**REQUIREMENTS**
Every record here should be printed again exactly.

**RECORDS FOR THIS EXERCISE**
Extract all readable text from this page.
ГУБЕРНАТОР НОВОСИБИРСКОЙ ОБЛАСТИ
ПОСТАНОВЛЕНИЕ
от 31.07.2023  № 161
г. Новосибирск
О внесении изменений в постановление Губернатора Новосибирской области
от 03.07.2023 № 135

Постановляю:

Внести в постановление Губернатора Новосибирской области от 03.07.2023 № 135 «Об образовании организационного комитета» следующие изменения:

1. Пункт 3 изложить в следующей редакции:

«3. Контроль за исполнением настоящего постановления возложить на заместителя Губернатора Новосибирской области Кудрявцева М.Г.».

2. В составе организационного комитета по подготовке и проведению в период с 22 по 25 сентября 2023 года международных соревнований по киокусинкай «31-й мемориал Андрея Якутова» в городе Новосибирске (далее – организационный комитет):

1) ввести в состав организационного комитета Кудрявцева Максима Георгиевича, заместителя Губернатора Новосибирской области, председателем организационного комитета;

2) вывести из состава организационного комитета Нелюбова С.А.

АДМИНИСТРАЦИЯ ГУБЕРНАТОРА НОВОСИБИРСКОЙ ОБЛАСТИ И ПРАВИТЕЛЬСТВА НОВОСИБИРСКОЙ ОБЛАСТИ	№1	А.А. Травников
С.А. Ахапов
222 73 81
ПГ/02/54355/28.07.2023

**WORKED SOLUTION**
Extract all readable text from this page.
ГУБЕРНАТОР НОВОСИБИРСКОЙ ОБЛАСТИ
ПОСТАНОВЛЕНИЕ
от 31.07.2023  № 161
г. Новосибирск
О внесении изменений в постановление Губернатора Новосибирской области
от 03.07.2023 № 135

Постановляю:

Внести в постановление Губернатора Новосибирской области от 03.07.2023 № 135 «Об образовании организационного комитета» следующие изменения:

1. Пункт 3 изложить в следующей редакции:

«3. Контроль за исполнением настоящего постановления возложить на заместителя Губернатора Новосибирской области Кудрявцева М.Г.».

2. В составе организационного комитета по подготовке и проведению в период с 22 по 25 сентября 2023 года международных соревнований по киокусинкай «31-й мемориал Андрея Якутова» в городе Новосибирске (далее – организационный комитет):

1) ввести в состав организационного комитета Кудрявцева Максима Георгиевича, заместителя Губернатора Новосибирской области, председателем организационного комитета;

2) вывести из состава организационного комитета Нелюбова С.А.

АДМИНИСТРАЦИЯ ГУБЕРНАТОРА НОВОСИБИРСКОЙ ОБЛАСТИ И ПРАВИТЕЛЬСТВА НОВОСИБИРСКОЙ ОБЛАСТИ	№1	А.А. Травников
С.А. Ахапов
222 73 81
ПГ/02/54355/28.07.2023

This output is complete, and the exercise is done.